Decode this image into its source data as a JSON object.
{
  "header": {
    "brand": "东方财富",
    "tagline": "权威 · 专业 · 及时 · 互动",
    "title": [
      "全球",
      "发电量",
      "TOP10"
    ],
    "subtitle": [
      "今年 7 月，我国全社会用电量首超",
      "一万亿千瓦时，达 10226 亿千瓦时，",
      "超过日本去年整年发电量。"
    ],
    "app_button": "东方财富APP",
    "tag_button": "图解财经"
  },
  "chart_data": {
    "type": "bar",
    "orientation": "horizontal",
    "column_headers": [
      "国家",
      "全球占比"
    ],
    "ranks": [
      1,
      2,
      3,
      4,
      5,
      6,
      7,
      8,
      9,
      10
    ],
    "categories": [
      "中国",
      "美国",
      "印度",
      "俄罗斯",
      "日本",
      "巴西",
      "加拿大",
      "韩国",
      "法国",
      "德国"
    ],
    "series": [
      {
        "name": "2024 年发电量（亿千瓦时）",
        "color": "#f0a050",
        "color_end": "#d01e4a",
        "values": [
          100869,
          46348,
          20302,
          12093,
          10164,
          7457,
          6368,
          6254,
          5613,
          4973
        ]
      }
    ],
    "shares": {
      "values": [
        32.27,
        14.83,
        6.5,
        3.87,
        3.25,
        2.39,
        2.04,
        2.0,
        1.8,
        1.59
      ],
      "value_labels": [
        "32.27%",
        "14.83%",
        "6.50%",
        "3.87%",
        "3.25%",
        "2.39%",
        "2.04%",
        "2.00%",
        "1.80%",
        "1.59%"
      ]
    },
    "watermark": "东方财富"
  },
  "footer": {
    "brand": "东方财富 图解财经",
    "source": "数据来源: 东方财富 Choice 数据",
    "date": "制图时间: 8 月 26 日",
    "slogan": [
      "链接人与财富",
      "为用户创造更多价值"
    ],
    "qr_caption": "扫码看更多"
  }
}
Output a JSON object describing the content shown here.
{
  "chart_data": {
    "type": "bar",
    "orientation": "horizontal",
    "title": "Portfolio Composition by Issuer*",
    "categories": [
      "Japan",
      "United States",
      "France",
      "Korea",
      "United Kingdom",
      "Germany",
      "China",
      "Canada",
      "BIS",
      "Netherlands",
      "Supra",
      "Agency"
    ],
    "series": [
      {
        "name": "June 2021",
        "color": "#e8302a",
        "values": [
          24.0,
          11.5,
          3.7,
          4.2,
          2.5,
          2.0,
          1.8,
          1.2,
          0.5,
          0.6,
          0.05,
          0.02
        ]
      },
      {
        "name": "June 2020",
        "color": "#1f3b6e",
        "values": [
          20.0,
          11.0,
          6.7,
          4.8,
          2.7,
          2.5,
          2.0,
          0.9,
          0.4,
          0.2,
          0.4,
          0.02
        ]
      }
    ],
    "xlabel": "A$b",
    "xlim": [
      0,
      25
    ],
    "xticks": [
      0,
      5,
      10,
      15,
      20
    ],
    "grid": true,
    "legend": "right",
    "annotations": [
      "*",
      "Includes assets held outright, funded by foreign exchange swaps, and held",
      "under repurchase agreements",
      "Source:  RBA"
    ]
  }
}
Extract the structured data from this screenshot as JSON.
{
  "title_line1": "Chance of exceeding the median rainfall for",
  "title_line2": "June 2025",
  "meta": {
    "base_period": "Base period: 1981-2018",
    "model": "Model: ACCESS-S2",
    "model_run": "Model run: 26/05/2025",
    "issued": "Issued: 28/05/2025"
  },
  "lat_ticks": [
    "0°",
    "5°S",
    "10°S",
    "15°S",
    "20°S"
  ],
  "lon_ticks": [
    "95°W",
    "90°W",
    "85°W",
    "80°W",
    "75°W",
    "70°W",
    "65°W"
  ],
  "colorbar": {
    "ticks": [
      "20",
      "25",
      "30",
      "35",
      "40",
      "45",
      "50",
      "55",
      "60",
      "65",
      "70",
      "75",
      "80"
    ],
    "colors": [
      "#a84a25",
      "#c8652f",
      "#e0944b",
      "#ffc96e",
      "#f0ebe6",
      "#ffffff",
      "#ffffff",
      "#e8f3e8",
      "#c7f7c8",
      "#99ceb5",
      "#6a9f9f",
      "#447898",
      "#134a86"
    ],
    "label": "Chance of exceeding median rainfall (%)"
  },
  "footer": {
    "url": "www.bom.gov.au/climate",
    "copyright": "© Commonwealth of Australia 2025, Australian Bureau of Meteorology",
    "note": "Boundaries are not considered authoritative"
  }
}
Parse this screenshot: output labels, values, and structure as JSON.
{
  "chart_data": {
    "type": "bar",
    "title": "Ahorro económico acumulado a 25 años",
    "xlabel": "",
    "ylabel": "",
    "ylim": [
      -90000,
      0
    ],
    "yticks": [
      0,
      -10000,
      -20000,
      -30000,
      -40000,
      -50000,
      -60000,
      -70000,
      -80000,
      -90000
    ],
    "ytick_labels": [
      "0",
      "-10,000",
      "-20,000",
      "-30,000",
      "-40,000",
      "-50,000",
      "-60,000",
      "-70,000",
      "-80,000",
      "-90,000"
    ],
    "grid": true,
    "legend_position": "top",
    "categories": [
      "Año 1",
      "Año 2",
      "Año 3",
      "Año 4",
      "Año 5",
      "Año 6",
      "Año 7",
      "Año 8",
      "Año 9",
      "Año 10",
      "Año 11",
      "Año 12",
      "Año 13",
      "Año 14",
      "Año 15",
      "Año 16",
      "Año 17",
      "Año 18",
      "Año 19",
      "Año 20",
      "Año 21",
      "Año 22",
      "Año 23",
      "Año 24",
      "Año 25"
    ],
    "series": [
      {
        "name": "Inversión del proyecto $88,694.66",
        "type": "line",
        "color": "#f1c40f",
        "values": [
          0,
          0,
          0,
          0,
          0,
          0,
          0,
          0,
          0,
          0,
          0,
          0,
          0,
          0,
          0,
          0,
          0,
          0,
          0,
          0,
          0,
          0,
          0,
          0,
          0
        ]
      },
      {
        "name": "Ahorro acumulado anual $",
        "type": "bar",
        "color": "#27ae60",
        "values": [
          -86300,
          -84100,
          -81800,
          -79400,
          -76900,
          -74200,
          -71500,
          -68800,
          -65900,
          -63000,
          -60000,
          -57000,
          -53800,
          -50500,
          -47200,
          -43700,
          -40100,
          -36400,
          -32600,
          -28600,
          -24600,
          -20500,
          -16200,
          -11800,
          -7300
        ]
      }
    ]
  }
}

**WHAT YOU HAVE TO DO:**
Give the material above again, word for word.

**EXERCISE RESULT:**
Decode this image into its source data as a JSON object.
{
  "header": {
    "brand": "东方财富",
    "tagline": "权威 · 专业 · 及时 · 互动",
    "title": [
      "全球",
      "发电量",
      "TOP10"
    ],
    "subtitle": [
      "今年 7 月，我国全社会用电量首超",
      "一万亿千瓦时，达 10226 亿千瓦时，",
      "超过日本去年整年发电量。"
    ],
    "app_button": "东方财富APP",
    "tag_button": "图解财经"
  },
  "chart_data": {
    "type": "bar",
    "orientation": "horizontal",
    "column_headers": [
      "国家",
      "全球占比"
    ],
    "ranks": [
      1,
      2,
      3,
      4,
      5,
      6,
      7,
      8,
      9,
      10
    ],
    "categories": [
      "中国",
      "美国",
      "印度",
      "俄罗斯",
      "日本",
      "巴西",
      "加拿大",
      "韩国",
      "法国",
      "德国"
    ],
    "series": [
      {
        "name": "2024 年发电量（亿千瓦时）",
        "color": "#f0a050",
        "color_end": "#d01e4a",
        "values": [
          100869,
          46348,
          20302,
          12093,
          10164,
          7457,
          6368,
          6254,
          5613,
          4973
        ]
      }
    ],
    "shares": {
      "values": [
        32.27,
        14.83,
        6.5,
        3.87,
        3.25,
        2.39,
        2.04,
        2.0,
        1.8,
        1.59
      ],
      "value_labels": [
        "32.27%",
        "14.83%",
        "6.50%",
        "3.87%",
        "3.25%",
        "2.39%",
        "2.04%",
        "2.00%",
        "1.80%",
        "1.59%"
      ]
    },
    "watermark": "东方财富"
  },
  "footer": {
    "brand": "东方财富 图解财经",
    "source": "数据来源: 东方财富 Choice 数据",
    "date": "制图时间: 8 月 26 日",
    "slogan": [
      "链接人与财富",
      "为用户创造更多价值"
    ],
    "qr_caption": "扫码看更多"
  }
}
Output a JSON object describing the content shown here.
{
  "chart_data": {
    "type": "bar",
    "orientation": "horizontal",
    "title": "Portfolio Composition by Issuer*",
    "categories": [
      "Japan",
      "United States",
      "France",
      "Korea",
      "United Kingdom",
      "Germany",
      "China",
      "Canada",
      "BIS",
      "Netherlands",
      "Supra",
      "Agency"
    ],
    "series": [
      {
        "name": "June 2021",
        "color": "#e8302a",
        "values": [
          24.0,
          11.5,
          3.7,
          4.2,
          2.5,
          2.0,
          1.8,
          1.2,
          0.5,
          0.6,
          0.05,
          0.02
        ]
      },
      {
        "name": "June 2020",
        "color": "#1f3b6e",
        "values": [
          20.0,
          11.0,
          6.7,
          4.8,
          2.7,
          2.5,
          2.0,
          0.9,
          0.4,
          0.2,
          0.4,
          0.02
        ]
      }
    ],
    "xlabel": "A$b",
    "xlim": [
      0,
      25
    ],
    "xticks": [
      0,
      5,
      10,
      15,
      20
    ],
    "grid": true,
    "legend": "right",
    "annotations": [
      "*",
      "Includes assets held outright, funded by foreign exchange swaps, and held",
      "under repurchase agreements",
      "Source:  RBA"
    ]
  }
}
Extract the structured data from this screenshot as JSON.
{
  "title_line1": "Chance of exceeding the median rainfall for",
  "title_line2": "June 2025",
  "meta": {
    "base_period": "Base period: 1981-2018",
    "model": "Model: ACCESS-S2",
    "model_run": "Model run: 26/05/2025",
    "issued": "Issued: 28/05/2025"
  },
  "lat_ticks": [
    "0°",
    "5°S",
    "10°S",
    "15°S",
    "20°S"
  ],
  "lon_ticks": [
    "95°W",
    "90°W",
    "85°W",
    "80°W",
    "75°W",
    "70°W",
    "65°W"
  ],
  "colorbar": {
    "ticks": [
      "20",
      "25",
      "30",
      "35",
      "40",
      "45",
      "50",
      "55",
      "60",
      "65",
      "70",
      "75",
      "80"
    ],
    "colors": [
      "#a84a25",
      "#c8652f",
      "#e0944b",
      "#ffc96e",
      "#f0ebe6",
      "#ffffff",
      "#ffffff",
      "#e8f3e8",
      "#c7f7c8",
      "#99ceb5",
      "#6a9f9f",
      "#447898",
      "#134a86"
    ],
    "label": "Chance of exceeding median rainfall (%)"
  },
  "footer": {
    "url": "www.bom.gov.au/climate",
    "copyright": "© Commonwealth of Australia 2025, Australian Bureau of Meteorology",
    "note": "Boundaries are not considered authoritative"
  }
}
Parse this screenshot: output labels, values, and structure as JSON.
{
  "chart_data": {
    "type": "bar",
    "title": "Ahorro económico acumulado a 25 años",
    "xlabel": "",
    "ylabel": "",
    "ylim": [
      -90000,
      0
    ],
    "yticks": [
      0,
      -10000,
      -20000,
      -30000,
      -40000,
      -50000,
      -60000,
      -70000,
      -80000,
      -90000
    ],
    "ytick_labels": [
      "0",
      "-10,000",
      "-20,000",
      "-30,000",
      "-40,000",
      "-50,000",
      "-60,000",
      "-70,000",
      "-80,000",
      "-90,000"
    ],
    "grid": true,
    "legend_position": "top",
    "categories": [
      "Año 1",
      "Año 2",
      "Año 3",
      "Año 4",
      "Año 5",
      "Año 6",
      "Año 7",
      "Año 8",
      "Año 9",
      "Año 10",
      "Año 11",
      "Año 12",
      "Año 13",
      "Año 14",
      "Año 15",
      "Año 16",
      "Año 17",
      "Año 18",
      "Año 19",
      "Año 20",
      "Año 21",
      "Año 22",
      "Año 23",
      "Año 24",
      "Año 25"
    ],
    "series": [
      {
        "name": "Inversión del proyecto $88,694.66",
        "type": "line",
        "color": "#f1c40f",
        "values": [
          0,
          0,
          0,
          0,
          0,
          0,
          0,
          0,
          0,
          0,
          0,
          0,
          0,
          0,
          0,
          0,
          0,
          0,
          0,
          0,
          0,
          0,
          0,
          0,
          0
        ]
      },
      {
        "name": "Ahorro acumulado anual $",
        "type": "bar",
        "color": "#27ae60",
        "values": [
          -86300,
          -84100,
          -81800,
          -79400,
          -76900,
          -74200,
          -71500,
          -68800,
          -65900,
          -63000,
          -60000,
          -57000,
          -53800,
          -50500,
          -47200,
          -43700,
          -40100,
          -36400,
          -32600,
          -28600,
          -24600,
          -20500,
          -16200,
          -11800,
          -7300
        ]
      }
    ]
  }
}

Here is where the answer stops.